### Dataset entries ###

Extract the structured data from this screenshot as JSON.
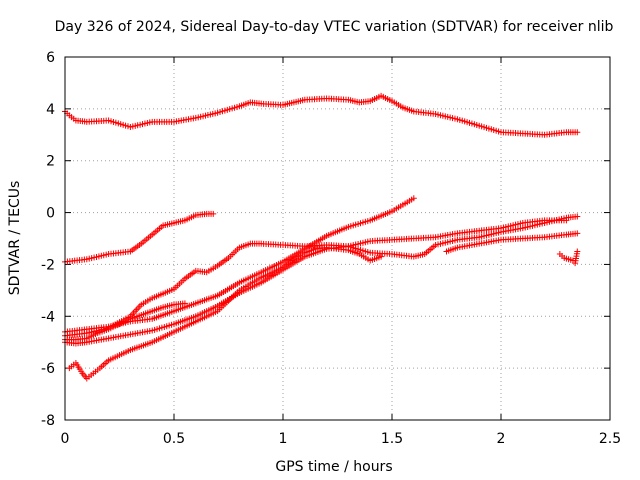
{
  "chart_data": {
    "type": "scatter",
    "title": "Day 326 of 2024, Sidereal Day-to-day VTEC variation (SDTVAR) for receiver nlib",
    "xlabel": "GPS time / hours",
    "ylabel": "SDTVAR / TECUs",
    "xlim": [
      0,
      2.5
    ],
    "ylim": [
      -8,
      6
    ],
    "xticks": [
      {
        "value": 0,
        "label": "0"
      },
      {
        "value": 0.5,
        "label": "0.5"
      },
      {
        "value": 1,
        "label": "1"
      },
      {
        "value": 1.5,
        "label": "1.5"
      },
      {
        "value": 2,
        "label": "2"
      },
      {
        "value": 2.5,
        "label": "2.5"
      }
    ],
    "yticks": [
      {
        "value": -8,
        "label": "-8"
      },
      {
        "value": -6,
        "label": "-6"
      },
      {
        "value": -4,
        "label": "-4"
      },
      {
        "value": -2,
        "label": "-2"
      },
      {
        "value": 0,
        "label": "0"
      },
      {
        "value": 2,
        "label": "2"
      },
      {
        "value": 4,
        "label": "4"
      },
      {
        "value": 6,
        "label": "6"
      }
    ],
    "grid": true,
    "marker": "+",
    "marker_color": "#ff0000",
    "series": [
      {
        "name": "top-arc",
        "points": [
          [
            0,
            3.9
          ],
          [
            0.02,
            3.75
          ],
          [
            0.05,
            3.55
          ],
          [
            0.1,
            3.5
          ],
          [
            0.2,
            3.55
          ],
          [
            0.3,
            3.3
          ],
          [
            0.4,
            3.5
          ],
          [
            0.5,
            3.5
          ],
          [
            0.6,
            3.65
          ],
          [
            0.7,
            3.85
          ],
          [
            0.8,
            4.1
          ],
          [
            0.85,
            4.25
          ],
          [
            0.9,
            4.2
          ],
          [
            1.0,
            4.15
          ],
          [
            1.05,
            4.25
          ],
          [
            1.1,
            4.35
          ],
          [
            1.2,
            4.4
          ],
          [
            1.3,
            4.35
          ],
          [
            1.35,
            4.25
          ],
          [
            1.4,
            4.3
          ],
          [
            1.45,
            4.5
          ],
          [
            1.5,
            4.3
          ],
          [
            1.55,
            4.05
          ],
          [
            1.6,
            3.9
          ],
          [
            1.7,
            3.8
          ],
          [
            1.8,
            3.6
          ],
          [
            1.9,
            3.35
          ],
          [
            2.0,
            3.1
          ],
          [
            2.1,
            3.05
          ],
          [
            2.2,
            3.0
          ],
          [
            2.3,
            3.1
          ],
          [
            2.35,
            3.1
          ]
        ]
      },
      {
        "name": "rising-early",
        "points": [
          [
            0,
            -1.9
          ],
          [
            0.1,
            -1.8
          ],
          [
            0.2,
            -1.6
          ],
          [
            0.3,
            -1.5
          ],
          [
            0.35,
            -1.2
          ],
          [
            0.4,
            -0.85
          ],
          [
            0.45,
            -0.5
          ],
          [
            0.5,
            -0.4
          ],
          [
            0.55,
            -0.3
          ],
          [
            0.6,
            -0.1
          ],
          [
            0.65,
            -0.05
          ],
          [
            0.68,
            -0.05
          ]
        ]
      },
      {
        "name": "steep-rise",
        "points": [
          [
            0,
            -4.6
          ],
          [
            0.1,
            -4.5
          ],
          [
            0.2,
            -4.4
          ],
          [
            0.3,
            -4.2
          ],
          [
            0.4,
            -4.1
          ],
          [
            0.5,
            -3.8
          ],
          [
            0.6,
            -3.5
          ],
          [
            0.7,
            -3.2
          ],
          [
            0.8,
            -2.7
          ],
          [
            0.9,
            -2.3
          ],
          [
            1.0,
            -1.9
          ],
          [
            1.1,
            -1.4
          ],
          [
            1.2,
            -0.9
          ],
          [
            1.3,
            -0.55
          ],
          [
            1.4,
            -0.3
          ],
          [
            1.5,
            0.05
          ],
          [
            1.55,
            0.3
          ],
          [
            1.6,
            0.55
          ]
        ]
      },
      {
        "name": "mid-rise",
        "points": [
          [
            0,
            -4.75
          ],
          [
            0.1,
            -4.65
          ],
          [
            0.2,
            -4.45
          ],
          [
            0.3,
            -4.0
          ],
          [
            0.35,
            -3.55
          ],
          [
            0.4,
            -3.3
          ],
          [
            0.5,
            -2.95
          ],
          [
            0.55,
            -2.55
          ],
          [
            0.6,
            -2.25
          ],
          [
            0.65,
            -2.3
          ],
          [
            0.7,
            -2.05
          ],
          [
            0.75,
            -1.75
          ],
          [
            0.8,
            -1.35
          ],
          [
            0.85,
            -1.2
          ],
          [
            0.9,
            -1.2
          ],
          [
            1.0,
            -1.25
          ],
          [
            1.1,
            -1.3
          ],
          [
            1.2,
            -1.25
          ],
          [
            1.3,
            -1.3
          ],
          [
            1.4,
            -1.55
          ],
          [
            1.5,
            -1.6
          ],
          [
            1.6,
            -1.7
          ],
          [
            1.65,
            -1.6
          ],
          [
            1.7,
            -1.25
          ],
          [
            1.8,
            -1.05
          ],
          [
            1.9,
            -0.95
          ],
          [
            2.0,
            -0.75
          ],
          [
            2.1,
            -0.6
          ],
          [
            2.2,
            -0.4
          ],
          [
            2.3,
            -0.2
          ],
          [
            2.35,
            -0.15
          ]
        ]
      },
      {
        "name": "short-lower",
        "points": [
          [
            0,
            -4.9
          ],
          [
            0.05,
            -4.9
          ],
          [
            0.1,
            -4.85
          ],
          [
            0.15,
            -4.65
          ],
          [
            0.2,
            -4.5
          ],
          [
            0.25,
            -4.3
          ],
          [
            0.3,
            -4.1
          ],
          [
            0.35,
            -3.95
          ],
          [
            0.4,
            -3.8
          ],
          [
            0.45,
            -3.65
          ],
          [
            0.5,
            -3.55
          ],
          [
            0.55,
            -3.5
          ]
        ]
      },
      {
        "name": "lower-rise",
        "points": [
          [
            0,
            -5.0
          ],
          [
            0.05,
            -5.05
          ],
          [
            0.1,
            -5.0
          ],
          [
            0.2,
            -4.85
          ],
          [
            0.3,
            -4.7
          ],
          [
            0.4,
            -4.55
          ],
          [
            0.5,
            -4.3
          ],
          [
            0.6,
            -4.0
          ],
          [
            0.7,
            -3.6
          ],
          [
            0.8,
            -3.1
          ],
          [
            0.9,
            -2.7
          ],
          [
            1.0,
            -2.2
          ],
          [
            1.1,
            -1.7
          ],
          [
            1.2,
            -1.4
          ],
          [
            1.3,
            -1.3
          ],
          [
            1.4,
            -1.1
          ],
          [
            1.5,
            -1.05
          ],
          [
            1.6,
            -1.0
          ],
          [
            1.7,
            -0.95
          ],
          [
            1.8,
            -0.8
          ],
          [
            1.9,
            -0.7
          ],
          [
            2.0,
            -0.6
          ],
          [
            2.1,
            -0.4
          ],
          [
            2.2,
            -0.3
          ],
          [
            2.3,
            -0.3
          ]
        ]
      },
      {
        "name": "bottom-rise",
        "points": [
          [
            0.02,
            -6.0
          ],
          [
            0.05,
            -5.8
          ],
          [
            0.08,
            -6.2
          ],
          [
            0.1,
            -6.4
          ],
          [
            0.13,
            -6.2
          ],
          [
            0.16,
            -6.0
          ],
          [
            0.2,
            -5.7
          ],
          [
            0.25,
            -5.5
          ],
          [
            0.3,
            -5.3
          ],
          [
            0.4,
            -5.0
          ],
          [
            0.5,
            -4.6
          ],
          [
            0.6,
            -4.2
          ],
          [
            0.7,
            -3.8
          ],
          [
            0.75,
            -3.4
          ],
          [
            0.8,
            -3.0
          ],
          [
            0.85,
            -2.75
          ],
          [
            0.9,
            -2.5
          ],
          [
            1.0,
            -2.1
          ],
          [
            1.05,
            -1.8
          ],
          [
            1.1,
            -1.55
          ],
          [
            1.15,
            -1.4
          ],
          [
            1.2,
            -1.35
          ],
          [
            1.3,
            -1.45
          ],
          [
            1.35,
            -1.6
          ],
          [
            1.4,
            -1.85
          ],
          [
            1.45,
            -1.7
          ]
        ]
      },
      {
        "name": "late-segment",
        "points": [
          [
            1.75,
            -1.5
          ],
          [
            1.8,
            -1.35
          ],
          [
            1.9,
            -1.2
          ],
          [
            2.0,
            -1.05
          ],
          [
            2.1,
            -1.0
          ],
          [
            2.2,
            -0.95
          ],
          [
            2.3,
            -0.85
          ],
          [
            2.35,
            -0.8
          ]
        ]
      },
      {
        "name": "late-drop",
        "points": [
          [
            2.27,
            -1.6
          ],
          [
            2.29,
            -1.75
          ],
          [
            2.31,
            -1.8
          ],
          [
            2.33,
            -1.85
          ],
          [
            2.34,
            -1.95
          ],
          [
            2.35,
            -1.5
          ]
        ]
      }
    ]
  }
}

###

- _To do_
Locate all lines holding the word "SDTVAR", then copy them out.

- _Response to this exercise_
    "title": "Day 326 of 2024, Sidereal Day-to-day VTEC variation (SDTVAR) for receiver nlib",
    "ylabel": "SDTVAR / TECUs",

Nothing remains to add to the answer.